— BEGIN Records for this exercise —

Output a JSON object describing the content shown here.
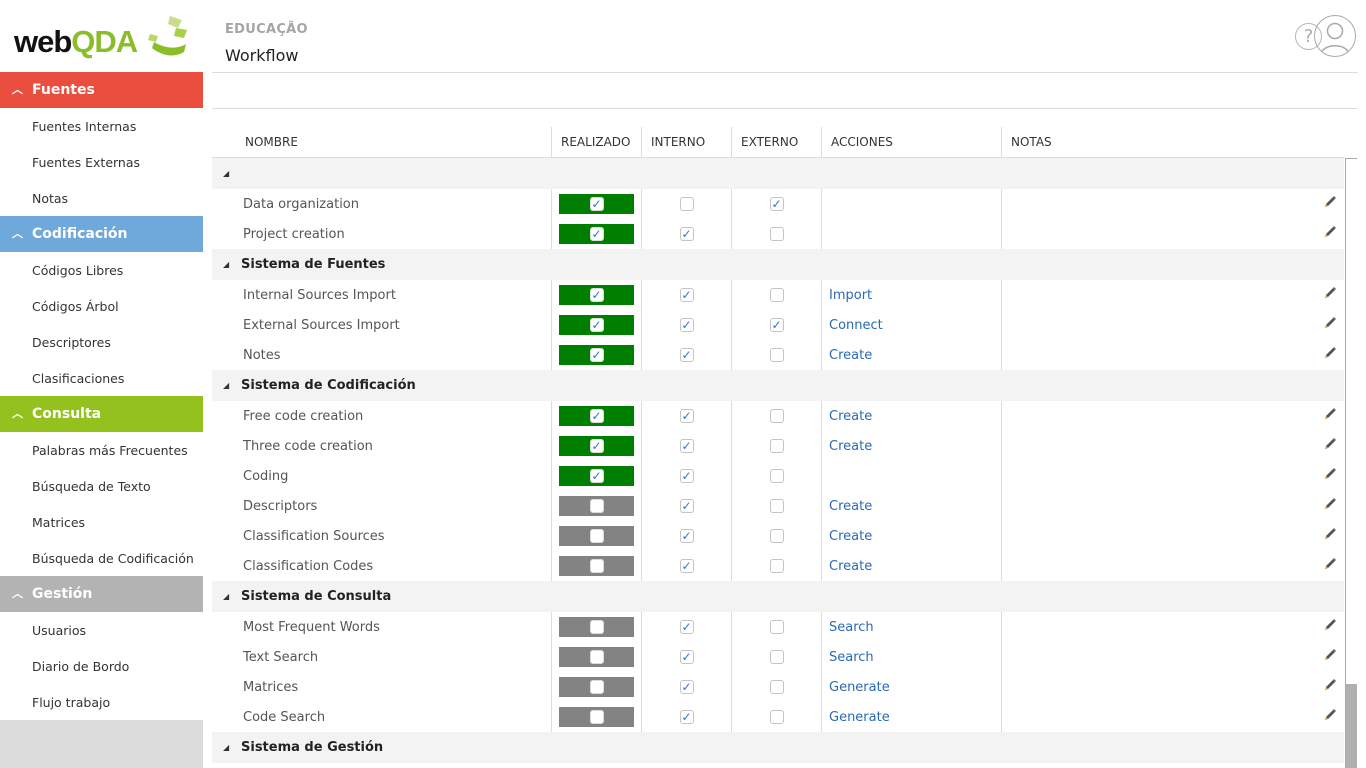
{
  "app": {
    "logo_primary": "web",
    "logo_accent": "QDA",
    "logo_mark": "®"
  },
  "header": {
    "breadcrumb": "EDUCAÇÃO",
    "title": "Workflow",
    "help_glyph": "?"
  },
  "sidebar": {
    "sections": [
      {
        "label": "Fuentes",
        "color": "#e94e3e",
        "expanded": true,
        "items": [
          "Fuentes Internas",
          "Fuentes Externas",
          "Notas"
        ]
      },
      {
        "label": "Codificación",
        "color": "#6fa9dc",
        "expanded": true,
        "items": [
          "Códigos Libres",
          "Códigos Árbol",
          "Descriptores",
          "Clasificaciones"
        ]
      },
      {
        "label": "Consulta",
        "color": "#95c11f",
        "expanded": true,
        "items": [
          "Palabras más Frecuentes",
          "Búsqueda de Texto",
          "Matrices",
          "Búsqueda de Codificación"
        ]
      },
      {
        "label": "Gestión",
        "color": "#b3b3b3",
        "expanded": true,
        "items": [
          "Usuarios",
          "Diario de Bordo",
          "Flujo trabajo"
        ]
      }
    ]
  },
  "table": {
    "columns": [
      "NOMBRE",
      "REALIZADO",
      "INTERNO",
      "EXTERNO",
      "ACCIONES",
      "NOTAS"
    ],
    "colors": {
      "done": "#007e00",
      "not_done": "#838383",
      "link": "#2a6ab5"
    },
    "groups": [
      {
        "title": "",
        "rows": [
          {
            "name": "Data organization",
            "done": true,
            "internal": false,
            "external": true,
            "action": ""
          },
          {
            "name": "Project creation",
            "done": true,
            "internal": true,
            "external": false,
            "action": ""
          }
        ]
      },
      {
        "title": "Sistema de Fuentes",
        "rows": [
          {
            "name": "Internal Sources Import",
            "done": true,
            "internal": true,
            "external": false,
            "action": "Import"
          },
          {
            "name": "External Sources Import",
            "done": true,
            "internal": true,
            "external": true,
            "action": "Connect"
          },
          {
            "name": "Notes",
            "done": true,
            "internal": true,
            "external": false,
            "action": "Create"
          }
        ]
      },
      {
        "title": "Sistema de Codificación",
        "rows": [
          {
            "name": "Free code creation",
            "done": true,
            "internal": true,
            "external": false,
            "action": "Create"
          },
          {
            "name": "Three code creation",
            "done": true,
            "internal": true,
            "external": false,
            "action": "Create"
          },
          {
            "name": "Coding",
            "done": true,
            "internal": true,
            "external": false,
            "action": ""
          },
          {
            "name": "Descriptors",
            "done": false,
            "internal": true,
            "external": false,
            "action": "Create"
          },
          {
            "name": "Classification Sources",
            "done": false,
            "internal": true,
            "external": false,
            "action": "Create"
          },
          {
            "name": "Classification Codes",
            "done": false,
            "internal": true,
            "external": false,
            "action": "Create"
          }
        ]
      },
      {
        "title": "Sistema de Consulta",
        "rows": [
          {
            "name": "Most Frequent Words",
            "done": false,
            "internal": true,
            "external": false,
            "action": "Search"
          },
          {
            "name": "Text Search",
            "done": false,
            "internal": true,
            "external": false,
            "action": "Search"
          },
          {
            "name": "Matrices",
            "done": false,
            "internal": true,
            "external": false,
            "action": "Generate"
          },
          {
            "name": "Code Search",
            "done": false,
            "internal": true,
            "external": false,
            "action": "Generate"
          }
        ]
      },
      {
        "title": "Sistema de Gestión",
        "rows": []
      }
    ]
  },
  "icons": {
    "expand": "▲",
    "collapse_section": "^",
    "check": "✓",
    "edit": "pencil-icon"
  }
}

— END Records for this exercise —

▸ Task to carry out: Any pictures should be dropped; transcribe the rest of the records above exactly.

▸ Expected output:
Output a JSON object describing the content shown here.
{
  "app": {
    "logo_primary": "web",
    "logo_accent": "QDA",
    "logo_mark": "®"
  },
  "header": {
    "breadcrumb": "EDUCAÇÃO",
    "title": "Workflow",
    "help_glyph": "?"
  },
  "sidebar": {
    "sections": [
      {
        "label": "Fuentes",
        "color": "#e94e3e",
        "expanded": true,
        "items": [
          "Fuentes Internas",
          "Fuentes Externas",
          "Notas"
        ]
      },
      {
        "label": "Codificación",
        "color": "#6fa9dc",
        "expanded": true,
        "items": [
          "Códigos Libres",
          "Códigos Árbol",
          "Descriptores",
          "Clasificaciones"
        ]
      },
      {
        "label": "Consulta",
        "color": "#95c11f",
        "expanded": true,
        "items": [
          "Palabras más Frecuentes",
          "Búsqueda de Texto",
          "Matrices",
          "Búsqueda de Codificación"
        ]
      },
      {
        "label": "Gestión",
        "color": "#b3b3b3",
        "expanded": true,
        "items": [
          "Usuarios",
          "Diario de Bordo",
          "Flujo trabajo"
        ]
      }
    ]
  },
  "table": {
    "columns": [
      "NOMBRE",
      "REALIZADO",
      "INTERNO",
      "EXTERNO",
      "ACCIONES",
      "NOTAS"
    ],
    "colors": {
      "done": "#007e00",
      "not_done": "#838383",
      "link": "#2a6ab5"
    },
    "groups": [
      {
        "title": "",
        "rows": [
          {
            "name": "Data organization",
            "done": true,
            "internal": false,
            "external": true,
            "action": ""
          },
          {
            "name": "Project creation",
            "done": true,
            "internal": true,
            "external": false,
            "action": ""
          }
        ]
      },
      {
        "title": "Sistema de Fuentes",
        "rows": [
          {
            "name": "Internal Sources Import",
            "done": true,
            "internal": true,
            "external": false,
            "action": "Import"
          },
          {
            "name": "External Sources Import",
            "done": true,
            "internal": true,
            "external": true,
            "action": "Connect"
          },
          {
            "name": "Notes",
            "done": true,
            "internal": true,
            "external": false,
            "action": "Create"
          }
        ]
      },
      {
        "title": "Sistema de Codificación",
        "rows": [
          {
            "name": "Free code creation",
            "done": true,
            "internal": true,
            "external": false,
            "action": "Create"
          },
          {
            "name": "Three code creation",
            "done": true,
            "internal": true,
            "external": false,
            "action": "Create"
          },
          {
            "name": "Coding",
            "done": true,
            "internal": true,
            "external": false,
            "action": ""
          },
          {
            "name": "Descriptors",
            "done": false,
            "internal": true,
            "external": false,
            "action": "Create"
          },
          {
            "name": "Classification Sources",
            "done": false,
            "internal": true,
            "external": false,
            "action": "Create"
          },
          {
            "name": "Classification Codes",
            "done": false,
            "internal": true,
            "external": false,
            "action": "Create"
          }
        ]
      },
      {
        "title": "Sistema de Consulta",
        "rows": [
          {
            "name": "Most Frequent Words",
            "done": false,
            "internal": true,
            "external": false,
            "action": "Search"
          },
          {
            "name": "Text Search",
            "done": false,
            "internal": true,
            "external": false,
            "action": "Search"
          },
          {
            "name": "Matrices",
            "done": false,
            "internal": true,
            "external": false,
            "action": "Generate"
          },
          {
            "name": "Code Search",
            "done": false,
            "internal": true,
            "external": false,
            "action": "Generate"
          }
        ]
      },
      {
        "title": "Sistema de Gestión",
        "rows": []
      }
    ]
  },
  "icons": {
    "expand": "▲",
    "collapse_section": "^",
    "check": "✓",
    "edit": "pencil-icon"
  }
}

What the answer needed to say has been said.